Data in this exercise start
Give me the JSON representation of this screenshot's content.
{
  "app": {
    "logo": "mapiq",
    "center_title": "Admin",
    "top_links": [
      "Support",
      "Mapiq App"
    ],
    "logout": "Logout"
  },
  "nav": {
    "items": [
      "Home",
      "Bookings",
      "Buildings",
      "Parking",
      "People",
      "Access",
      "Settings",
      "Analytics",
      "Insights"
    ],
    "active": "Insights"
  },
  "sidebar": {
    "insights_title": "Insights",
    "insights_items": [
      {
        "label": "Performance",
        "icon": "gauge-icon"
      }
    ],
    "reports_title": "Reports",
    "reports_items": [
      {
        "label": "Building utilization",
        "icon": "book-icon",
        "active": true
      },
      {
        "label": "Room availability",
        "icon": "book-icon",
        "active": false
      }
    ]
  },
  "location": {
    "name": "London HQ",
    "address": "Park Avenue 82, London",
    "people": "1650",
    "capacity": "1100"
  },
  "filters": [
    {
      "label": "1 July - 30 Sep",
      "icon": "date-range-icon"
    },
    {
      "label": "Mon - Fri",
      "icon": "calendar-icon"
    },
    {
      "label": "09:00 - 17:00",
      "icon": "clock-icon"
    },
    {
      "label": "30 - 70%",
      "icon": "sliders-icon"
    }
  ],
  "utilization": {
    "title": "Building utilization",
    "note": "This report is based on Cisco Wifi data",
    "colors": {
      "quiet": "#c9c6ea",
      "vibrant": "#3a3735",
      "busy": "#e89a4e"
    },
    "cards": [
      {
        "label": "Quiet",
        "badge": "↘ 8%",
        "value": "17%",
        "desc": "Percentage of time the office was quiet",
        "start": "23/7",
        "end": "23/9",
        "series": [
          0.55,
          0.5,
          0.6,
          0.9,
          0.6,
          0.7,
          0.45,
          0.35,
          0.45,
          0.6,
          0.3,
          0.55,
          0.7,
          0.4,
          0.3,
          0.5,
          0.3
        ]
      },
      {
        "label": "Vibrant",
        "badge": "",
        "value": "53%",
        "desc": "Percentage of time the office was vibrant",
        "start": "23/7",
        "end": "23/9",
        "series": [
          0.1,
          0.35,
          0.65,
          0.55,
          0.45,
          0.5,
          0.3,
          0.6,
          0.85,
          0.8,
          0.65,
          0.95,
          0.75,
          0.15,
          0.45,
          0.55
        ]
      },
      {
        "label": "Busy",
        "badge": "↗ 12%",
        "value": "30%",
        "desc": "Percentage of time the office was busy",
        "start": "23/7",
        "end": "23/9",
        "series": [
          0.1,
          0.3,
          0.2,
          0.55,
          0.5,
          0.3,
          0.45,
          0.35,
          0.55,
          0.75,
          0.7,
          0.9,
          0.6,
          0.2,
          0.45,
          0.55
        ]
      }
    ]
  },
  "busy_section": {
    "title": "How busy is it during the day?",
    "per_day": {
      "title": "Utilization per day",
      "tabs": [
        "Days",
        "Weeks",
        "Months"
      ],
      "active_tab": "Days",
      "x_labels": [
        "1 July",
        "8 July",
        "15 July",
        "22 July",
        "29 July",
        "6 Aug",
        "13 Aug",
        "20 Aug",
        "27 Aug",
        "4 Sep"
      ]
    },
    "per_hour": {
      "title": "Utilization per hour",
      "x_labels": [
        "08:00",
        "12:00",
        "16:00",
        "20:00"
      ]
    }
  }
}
Data in this exercise end
» Objective: Go through the listing and print each line exactly as it appears.

» Final answer:
Give me the JSON representation of this screenshot's content.
{
  "app": {
    "logo": "mapiq",
    "center_title": "Admin",
    "top_links": [
      "Support",
      "Mapiq App"
    ],
    "logout": "Logout"
  },
  "nav": {
    "items": [
      "Home",
      "Bookings",
      "Buildings",
      "Parking",
      "People",
      "Access",
      "Settings",
      "Analytics",
      "Insights"
    ],
    "active": "Insights"
  },
  "sidebar": {
    "insights_title": "Insights",
    "insights_items": [
      {
        "label": "Performance",
        "icon": "gauge-icon"
      }
    ],
    "reports_title": "Reports",
    "reports_items": [
      {
        "label": "Building utilization",
        "icon": "book-icon",
        "active": true
      },
      {
        "label": "Room availability",
        "icon": "book-icon",
        "active": false
      }
    ]
  },
  "location": {
    "name": "London HQ",
    "address": "Park Avenue 82, London",
    "people": "1650",
    "capacity": "1100"
  },
  "filters": [
    {
      "label": "1 July - 30 Sep",
      "icon": "date-range-icon"
    },
    {
      "label": "Mon - Fri",
      "icon": "calendar-icon"
    },
    {
      "label": "09:00 - 17:00",
      "icon": "clock-icon"
    },
    {
      "label": "30 - 70%",
      "icon": "sliders-icon"
    }
  ],
  "utilization": {
    "title": "Building utilization",
    "note": "This report is based on Cisco Wifi data",
    "colors": {
      "quiet": "#c9c6ea",
      "vibrant": "#3a3735",
      "busy": "#e89a4e"
    },
    "cards": [
      {
        "label": "Quiet",
        "badge": "↘ 8%",
        "value": "17%",
        "desc": "Percentage of time the office was quiet",
        "start": "23/7",
        "end": "23/9",
        "series": [
          0.55,
          0.5,
          0.6,
          0.9,
          0.6,
          0.7,
          0.45,
          0.35,
          0.45,
          0.6,
          0.3,
          0.55,
          0.7,
          0.4,
          0.3,
          0.5,
          0.3
        ]
      },
      {
        "label": "Vibrant",
        "badge": "",
        "value": "53%",
        "desc": "Percentage of time the office was vibrant",
        "start": "23/7",
        "end": "23/9",
        "series": [
          0.1,
          0.35,
          0.65,
          0.55,
          0.45,
          0.5,
          0.3,
          0.6,
          0.85,
          0.8,
          0.65,
          0.95,
          0.75,
          0.15,
          0.45,
          0.55
        ]
      },
      {
        "label": "Busy",
        "badge": "↗ 12%",
        "value": "30%",
        "desc": "Percentage of time the office was busy",
        "start": "23/7",
        "end": "23/9",
        "series": [
          0.1,
          0.3,
          0.2,
          0.55,
          0.5,
          0.3,
          0.45,
          0.35,
          0.55,
          0.75,
          0.7,
          0.9,
          0.6,
          0.2,
          0.45,
          0.55
        ]
      }
    ]
  },
  "busy_section": {
    "title": "How busy is it during the day?",
    "per_day": {
      "title": "Utilization per day",
      "tabs": [
        "Days",
        "Weeks",
        "Months"
      ],
      "active_tab": "Days",
      "x_labels": [
        "1 July",
        "8 July",
        "15 July",
        "22 July",
        "29 July",
        "6 Aug",
        "13 Aug",
        "20 Aug",
        "27 Aug",
        "4 Sep"
      ]
    },
    "per_hour": {
      "title": "Utilization per hour",
      "x_labels": [
        "08:00",
        "12:00",
        "16:00",
        "20:00"
      ]
    }
  }
}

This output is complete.